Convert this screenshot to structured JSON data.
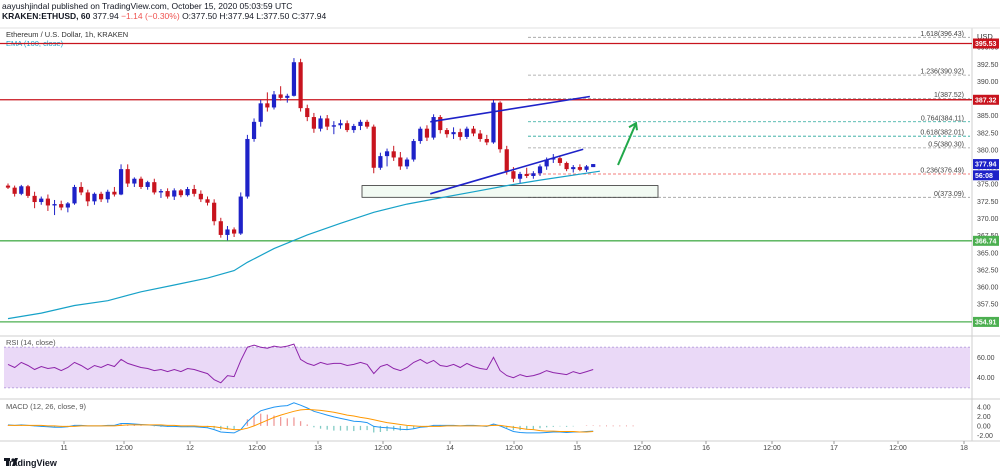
{
  "header": {
    "publisher_line": "aayushjindal published on TradingView.com, October 15, 2020 05:03:59 UTC",
    "symbol": "KRAKEN:ETHUSD, 60",
    "last_price": "377.94",
    "change": "−1.14 (−0.30%)",
    "ohlc": "O:377.50 H:377.94 L:377.50 C:377.94"
  },
  "pane_labels": {
    "instrument": "Ethereum / U.S. Dollar, 1h, KRAKEN",
    "ema": "EMA (100, close)",
    "rsi": "RSI (14, close)",
    "macd": "MACD (12, 26, close, 9)",
    "currency": "USD"
  },
  "footer": {
    "brand": "TradingView"
  },
  "colors": {
    "up": "#1e22c8",
    "down": "#c8141e",
    "ema": "#17a2c8",
    "support_line": "#4caf50",
    "resistance_line": "#c8141e",
    "channel": "#1e22c8",
    "arrow": "#21a84a",
    "rsi_fill": "#ead9f7",
    "rsi_line": "#8e24aa",
    "macd_line": "#2196f3",
    "signal_line": "#ff9800"
  },
  "chart_data": {
    "type": "candlestick",
    "price_axis": {
      "ticks": [
        395.0,
        392.5,
        390.0,
        387.5,
        385.0,
        382.5,
        380.0,
        377.5,
        375.0,
        372.5,
        370.0,
        367.5,
        365.0,
        362.5,
        360.0,
        357.5,
        355.0
      ],
      "tick_labels": [
        "395.00",
        "392.50",
        "390.00",
        "387.50",
        "385.00",
        "382.50",
        "380.00",
        "377.50",
        "375.00",
        "372.50",
        "370.00",
        "367.50",
        "365.00",
        "362.50",
        "360.00",
        "357.50",
        "355.00"
      ],
      "range": [
        353.0,
        397.5
      ]
    },
    "time_axis": {
      "labels": [
        "11",
        "12:00",
        "12",
        "12:00",
        "13",
        "12:00",
        "14",
        "12:00",
        "15",
        "12:00",
        "16",
        "12:00",
        "17",
        "12:00",
        "18"
      ]
    },
    "price_tags": [
      {
        "value": 395.53,
        "label": "395.53",
        "color": "#c8141e"
      },
      {
        "value": 387.32,
        "label": "387.32",
        "color": "#c8141e"
      },
      {
        "value": 377.94,
        "label": "377.94",
        "color": "#1e22c8"
      },
      {
        "value": 376.3,
        "label": "56:08",
        "color": "#1e22c8"
      },
      {
        "value": 366.74,
        "label": "366.74",
        "color": "#4caf50"
      },
      {
        "value": 354.91,
        "label": "354.91",
        "color": "#4caf50"
      }
    ],
    "horizontal_lines": [
      {
        "value": 395.53,
        "color": "#c8141e"
      },
      {
        "value": 387.32,
        "color": "#c8141e"
      },
      {
        "value": 366.74,
        "color": "#4caf50"
      },
      {
        "value": 354.91,
        "color": "#4caf50"
      }
    ],
    "fibonacci": [
      {
        "ratio_label": "1.618(396.43)",
        "value": 396.43
      },
      {
        "ratio_label": "1.236(390.92)",
        "value": 390.92
      },
      {
        "ratio_label": "1(387.52)",
        "value": 387.52
      },
      {
        "ratio_label": "0.764(384.11)",
        "value": 384.11
      },
      {
        "ratio_label": "0.618(382.01)",
        "value": 382.01
      },
      {
        "ratio_label": "0.5(380.30)",
        "value": 380.3
      },
      {
        "ratio_label": "0.236(376.49)",
        "value": 376.49
      },
      {
        "ratio_label": "0(373.09)",
        "value": 373.09
      }
    ],
    "candles": [
      [
        374.8,
        375.1,
        374.3,
        374.5
      ],
      [
        374.5,
        374.8,
        373.2,
        373.6
      ],
      [
        373.6,
        374.9,
        373.4,
        374.7
      ],
      [
        374.7,
        374.9,
        373.0,
        373.3
      ],
      [
        373.3,
        373.9,
        371.5,
        372.4
      ],
      [
        372.4,
        373.2,
        372.0,
        372.9
      ],
      [
        372.9,
        373.5,
        371.1,
        371.9
      ],
      [
        371.9,
        372.7,
        370.5,
        372.1
      ],
      [
        372.1,
        372.6,
        371.2,
        371.6
      ],
      [
        371.6,
        372.4,
        370.9,
        372.2
      ],
      [
        372.2,
        374.9,
        372.0,
        374.6
      ],
      [
        374.6,
        375.3,
        373.4,
        373.8
      ],
      [
        373.8,
        374.2,
        371.8,
        372.5
      ],
      [
        372.5,
        373.8,
        372.0,
        373.6
      ],
      [
        373.6,
        373.9,
        372.4,
        372.8
      ],
      [
        372.8,
        374.2,
        372.3,
        373.9
      ],
      [
        373.9,
        374.6,
        373.2,
        373.5
      ],
      [
        373.5,
        377.9,
        373.4,
        377.2
      ],
      [
        377.2,
        377.9,
        374.6,
        375.1
      ],
      [
        375.1,
        376.0,
        374.6,
        375.8
      ],
      [
        375.8,
        376.1,
        374.3,
        374.6
      ],
      [
        374.6,
        375.5,
        374.2,
        375.3
      ],
      [
        375.3,
        375.8,
        373.5,
        373.8
      ],
      [
        373.8,
        374.3,
        373.0,
        374.0
      ],
      [
        374.0,
        374.4,
        372.9,
        373.2
      ],
      [
        373.2,
        374.4,
        372.7,
        374.1
      ],
      [
        374.1,
        374.3,
        373.1,
        373.4
      ],
      [
        373.4,
        374.6,
        373.2,
        374.3
      ],
      [
        374.3,
        374.9,
        373.2,
        373.6
      ],
      [
        373.6,
        374.1,
        372.4,
        372.8
      ],
      [
        372.8,
        373.2,
        371.9,
        372.3
      ],
      [
        372.3,
        372.8,
        369.0,
        369.6
      ],
      [
        369.6,
        370.1,
        367.2,
        367.6
      ],
      [
        367.6,
        368.9,
        366.8,
        368.4
      ],
      [
        368.4,
        368.7,
        367.3,
        367.8
      ],
      [
        367.8,
        373.8,
        367.6,
        373.2
      ],
      [
        373.2,
        382.2,
        372.9,
        381.6
      ],
      [
        381.6,
        384.6,
        381.2,
        384.1
      ],
      [
        384.1,
        387.3,
        383.4,
        386.8
      ],
      [
        386.8,
        388.4,
        385.6,
        386.2
      ],
      [
        386.2,
        388.6,
        385.9,
        388.1
      ],
      [
        388.1,
        389.3,
        387.2,
        387.6
      ],
      [
        387.6,
        388.2,
        386.9,
        387.9
      ],
      [
        387.9,
        393.4,
        387.8,
        392.8
      ],
      [
        392.8,
        393.3,
        385.6,
        386.1
      ],
      [
        386.1,
        386.6,
        384.2,
        384.8
      ],
      [
        384.8,
        385.4,
        382.5,
        383.1
      ],
      [
        383.1,
        385.0,
        382.7,
        384.6
      ],
      [
        384.6,
        385.1,
        382.9,
        383.4
      ],
      [
        383.4,
        384.2,
        382.3,
        383.6
      ],
      [
        383.6,
        384.4,
        383.1,
        383.9
      ],
      [
        383.9,
        384.3,
        382.6,
        382.9
      ],
      [
        382.9,
        383.8,
        382.5,
        383.5
      ],
      [
        383.5,
        384.4,
        382.9,
        384.1
      ],
      [
        384.1,
        384.4,
        383.1,
        383.4
      ],
      [
        383.4,
        383.7,
        376.6,
        377.4
      ],
      [
        377.4,
        379.6,
        377.1,
        379.1
      ],
      [
        379.1,
        380.2,
        377.6,
        379.8
      ],
      [
        379.8,
        380.6,
        378.4,
        378.9
      ],
      [
        378.9,
        379.7,
        377.1,
        377.6
      ],
      [
        377.6,
        378.9,
        377.2,
        378.6
      ],
      [
        378.6,
        381.6,
        378.3,
        381.3
      ],
      [
        381.3,
        383.4,
        380.9,
        383.1
      ],
      [
        383.1,
        383.6,
        381.3,
        381.8
      ],
      [
        381.8,
        385.2,
        381.5,
        384.8
      ],
      [
        384.8,
        385.1,
        382.4,
        382.9
      ],
      [
        382.9,
        383.2,
        381.8,
        382.3
      ],
      [
        382.3,
        383.3,
        381.6,
        382.6
      ],
      [
        382.6,
        383.1,
        381.4,
        381.9
      ],
      [
        381.9,
        383.4,
        381.6,
        383.1
      ],
      [
        383.1,
        383.5,
        382.0,
        382.4
      ],
      [
        382.4,
        382.9,
        381.2,
        381.6
      ],
      [
        381.6,
        382.2,
        380.7,
        381.1
      ],
      [
        381.1,
        387.3,
        380.9,
        386.9
      ],
      [
        386.9,
        387.1,
        379.6,
        380.1
      ],
      [
        380.1,
        380.6,
        376.4,
        376.9
      ],
      [
        376.9,
        377.5,
        375.3,
        375.8
      ],
      [
        375.8,
        376.8,
        375.2,
        376.5
      ],
      [
        376.5,
        377.4,
        375.9,
        376.2
      ],
      [
        376.2,
        376.9,
        375.8,
        376.6
      ],
      [
        376.6,
        377.9,
        376.2,
        377.6
      ],
      [
        377.6,
        378.9,
        377.1,
        378.6
      ],
      [
        378.6,
        379.4,
        378.1,
        378.8
      ],
      [
        378.8,
        379.2,
        377.7,
        378.1
      ],
      [
        378.1,
        378.3,
        376.9,
        377.2
      ],
      [
        377.2,
        377.8,
        376.7,
        377.5
      ],
      [
        377.5,
        377.9,
        376.9,
        377.1
      ],
      [
        377.1,
        377.8,
        376.8,
        377.6
      ],
      [
        377.5,
        377.94,
        377.5,
        377.94
      ]
    ],
    "ema_100": [
      [
        0,
        355.4
      ],
      [
        5,
        356.2
      ],
      [
        10,
        357.3
      ],
      [
        15,
        358.0
      ],
      [
        20,
        359.3
      ],
      [
        25,
        360.3
      ],
      [
        30,
        361.3
      ],
      [
        34,
        362.4
      ],
      [
        36,
        363.6
      ],
      [
        40,
        365.6
      ],
      [
        45,
        367.6
      ],
      [
        50,
        369.3
      ],
      [
        55,
        370.9
      ],
      [
        60,
        372.1
      ],
      [
        65,
        373.0
      ],
      [
        70,
        373.9
      ],
      [
        75,
        374.8
      ],
      [
        80,
        375.6
      ],
      [
        89,
        376.9
      ]
    ],
    "annotations": {
      "channel_upper": [
        [
          63.5,
          384.1
        ],
        [
          87.5,
          387.8
        ]
      ],
      "channel_lower": [
        [
          63.5,
          373.6
        ],
        [
          86.5,
          380.1
        ]
      ],
      "support_box": {
        "from_index": 58,
        "to_index": 103,
        "low": 373.09,
        "high": 374.8
      },
      "arrow": {
        "from": [
          92,
          377.8
        ],
        "to": [
          97,
          383.9
        ]
      }
    },
    "rsi": {
      "ticks": [
        60.0,
        40.0
      ],
      "tick_labels": [
        "60.00",
        "40.00"
      ],
      "band": [
        30,
        70
      ],
      "values": [
        53,
        50,
        55,
        52,
        48,
        51,
        49,
        50,
        47,
        50,
        55,
        52,
        48,
        52,
        50,
        53,
        51,
        58,
        54,
        52,
        50,
        49,
        47,
        48,
        46,
        48,
        46,
        49,
        48,
        46,
        44,
        38,
        35,
        42,
        41,
        57,
        70,
        72,
        70,
        69,
        71,
        70,
        71,
        73,
        58,
        54,
        52,
        55,
        53,
        54,
        54,
        52,
        53,
        55,
        53,
        44,
        51,
        53,
        49,
        47,
        50,
        55,
        58,
        54,
        57,
        52,
        51,
        53,
        50,
        54,
        51,
        49,
        48,
        60,
        47,
        42,
        40,
        43,
        41,
        42,
        44,
        47,
        45,
        44,
        43,
        46,
        44,
        46,
        48
      ]
    },
    "macd": {
      "ticks": [
        4.0,
        2.0,
        0.0,
        -2.0
      ],
      "tick_labels": [
        "4.00",
        "2.00",
        "0.00",
        "-2.00"
      ],
      "macd_line": [
        0.2,
        0.1,
        0.2,
        0.1,
        0.0,
        -0.1,
        -0.2,
        -0.3,
        -0.3,
        -0.2,
        0.1,
        0.1,
        0.0,
        0.0,
        0.0,
        0.1,
        0.1,
        0.5,
        0.5,
        0.4,
        0.3,
        0.2,
        0.1,
        0.0,
        -0.1,
        -0.1,
        -0.2,
        -0.2,
        -0.2,
        -0.3,
        -0.4,
        -0.8,
        -1.3,
        -1.4,
        -1.5,
        -0.8,
        0.9,
        2.2,
        3.2,
        3.6,
        4.0,
        4.2,
        4.3,
        4.9,
        4.4,
        3.8,
        3.1,
        2.7,
        2.3,
        1.9,
        1.6,
        1.3,
        1.0,
        0.9,
        0.7,
        -0.1,
        -0.3,
        -0.4,
        -0.5,
        -0.7,
        -0.8,
        -0.6,
        -0.3,
        -0.2,
        0.1,
        0.1,
        0.1,
        0.1,
        0.0,
        0.1,
        0.1,
        0.0,
        -0.1,
        0.4,
        0.0,
        -0.6,
        -1.2,
        -1.4,
        -1.5,
        -1.5,
        -1.5,
        -1.4,
        -1.3,
        -1.3,
        -1.4,
        -1.3,
        -1.3,
        -1.2,
        -1.1
      ],
      "signal_line": [
        0.1,
        0.1,
        0.1,
        0.1,
        0.1,
        0.1,
        0.0,
        0.0,
        -0.1,
        -0.1,
        -0.1,
        0.0,
        0.0,
        0.0,
        0.0,
        0.0,
        0.0,
        0.1,
        0.2,
        0.2,
        0.2,
        0.2,
        0.2,
        0.2,
        0.1,
        0.1,
        0.0,
        0.0,
        0.0,
        -0.1,
        -0.1,
        -0.2,
        -0.4,
        -0.6,
        -0.8,
        -0.8,
        -0.5,
        0.0,
        0.6,
        1.2,
        1.8,
        2.3,
        2.7,
        3.1,
        3.4,
        3.5,
        3.4,
        3.3,
        3.1,
        2.9,
        2.6,
        2.3,
        2.1,
        1.8,
        1.6,
        1.3,
        1.0,
        0.7,
        0.5,
        0.3,
        0.1,
        0.0,
        -0.1,
        -0.1,
        -0.1,
        -0.1,
        0.0,
        0.0,
        0.0,
        0.0,
        0.0,
        0.0,
        0.0,
        0.1,
        0.1,
        -0.1,
        -0.3,
        -0.5,
        -0.7,
        -0.8,
        -1.0,
        -1.1,
        -1.1,
        -1.2,
        -1.2,
        -1.2,
        -1.3,
        -1.3,
        -1.2
      ]
    }
  }
}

════════

▶ REQUIRED TASK: Copy every line from the entries that contains the word "close".

▶ TASK RESPONSE:
    "ema": "EMA (100, close)",
    "rsi": "RSI (14, close)",
    "macd": "MACD (12, 26, close, 9)",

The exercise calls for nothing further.